▶ [SET TASK] Reproduce all of the data word for word.

▶ [SUPPLIED MATERIAL]
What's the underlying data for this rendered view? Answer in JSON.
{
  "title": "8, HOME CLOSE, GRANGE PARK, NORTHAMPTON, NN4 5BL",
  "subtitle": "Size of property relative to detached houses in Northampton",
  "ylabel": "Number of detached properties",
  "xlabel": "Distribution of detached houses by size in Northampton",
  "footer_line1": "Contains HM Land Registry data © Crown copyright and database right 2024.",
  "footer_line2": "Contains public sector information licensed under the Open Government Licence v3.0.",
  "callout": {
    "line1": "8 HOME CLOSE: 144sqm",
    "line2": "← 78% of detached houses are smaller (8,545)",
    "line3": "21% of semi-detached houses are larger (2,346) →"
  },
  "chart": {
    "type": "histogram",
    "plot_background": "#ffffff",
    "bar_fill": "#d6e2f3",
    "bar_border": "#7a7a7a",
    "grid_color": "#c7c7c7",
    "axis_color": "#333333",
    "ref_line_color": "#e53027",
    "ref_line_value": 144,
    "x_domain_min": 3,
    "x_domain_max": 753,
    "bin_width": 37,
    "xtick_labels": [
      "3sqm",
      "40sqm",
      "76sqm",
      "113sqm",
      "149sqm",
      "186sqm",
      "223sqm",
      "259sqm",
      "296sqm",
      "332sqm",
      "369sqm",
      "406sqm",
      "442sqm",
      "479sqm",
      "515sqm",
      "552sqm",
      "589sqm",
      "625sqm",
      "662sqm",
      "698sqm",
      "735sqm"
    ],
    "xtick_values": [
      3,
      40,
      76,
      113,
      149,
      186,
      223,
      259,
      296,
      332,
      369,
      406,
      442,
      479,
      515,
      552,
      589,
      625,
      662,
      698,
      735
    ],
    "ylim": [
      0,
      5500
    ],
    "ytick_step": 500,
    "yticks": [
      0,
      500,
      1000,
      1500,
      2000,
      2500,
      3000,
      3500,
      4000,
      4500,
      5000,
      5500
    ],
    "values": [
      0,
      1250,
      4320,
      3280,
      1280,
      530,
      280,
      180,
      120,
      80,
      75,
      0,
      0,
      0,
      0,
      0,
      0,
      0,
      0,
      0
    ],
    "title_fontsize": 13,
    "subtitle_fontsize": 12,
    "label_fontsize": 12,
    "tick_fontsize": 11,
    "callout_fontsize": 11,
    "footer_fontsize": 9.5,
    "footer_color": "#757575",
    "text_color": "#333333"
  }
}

▶ [SOLUTION]
What's the underlying data for this rendered view? Answer in JSON.
{
  "title": "8, HOME CLOSE, GRANGE PARK, NORTHAMPTON, NN4 5BL",
  "subtitle": "Size of property relative to detached houses in Northampton",
  "ylabel": "Number of detached properties",
  "xlabel": "Distribution of detached houses by size in Northampton",
  "footer_line1": "Contains HM Land Registry data © Crown copyright and database right 2024.",
  "footer_line2": "Contains public sector information licensed under the Open Government Licence v3.0.",
  "callout": {
    "line1": "8 HOME CLOSE: 144sqm",
    "line2": "← 78% of detached houses are smaller (8,545)",
    "line3": "21% of semi-detached houses are larger (2,346) →"
  },
  "chart": {
    "type": "histogram",
    "plot_background": "#ffffff",
    "bar_fill": "#d6e2f3",
    "bar_border": "#7a7a7a",
    "grid_color": "#c7c7c7",
    "axis_color": "#333333",
    "ref_line_color": "#e53027",
    "ref_line_value": 144,
    "x_domain_min": 3,
    "x_domain_max": 753,
    "bin_width": 37,
    "xtick_labels": [
      "3sqm",
      "40sqm",
      "76sqm",
      "113sqm",
      "149sqm",
      "186sqm",
      "223sqm",
      "259sqm",
      "296sqm",
      "332sqm",
      "369sqm",
      "406sqm",
      "442sqm",
      "479sqm",
      "515sqm",
      "552sqm",
      "589sqm",
      "625sqm",
      "662sqm",
      "698sqm",
      "735sqm"
    ],
    "xtick_values": [
      3,
      40,
      76,
      113,
      149,
      186,
      223,
      259,
      296,
      332,
      369,
      406,
      442,
      479,
      515,
      552,
      589,
      625,
      662,
      698,
      735
    ],
    "ylim": [
      0,
      5500
    ],
    "ytick_step": 500,
    "yticks": [
      0,
      500,
      1000,
      1500,
      2000,
      2500,
      3000,
      3500,
      4000,
      4500,
      5000,
      5500
    ],
    "values": [
      0,
      1250,
      4320,
      3280,
      1280,
      530,
      280,
      180,
      120,
      80,
      75,
      0,
      0,
      0,
      0,
      0,
      0,
      0,
      0,
      0
    ],
    "title_fontsize": 13,
    "subtitle_fontsize": 12,
    "label_fontsize": 12,
    "tick_fontsize": 11,
    "callout_fontsize": 11,
    "footer_fontsize": 9.5,
    "footer_color": "#757575",
    "text_color": "#333333"
  }
}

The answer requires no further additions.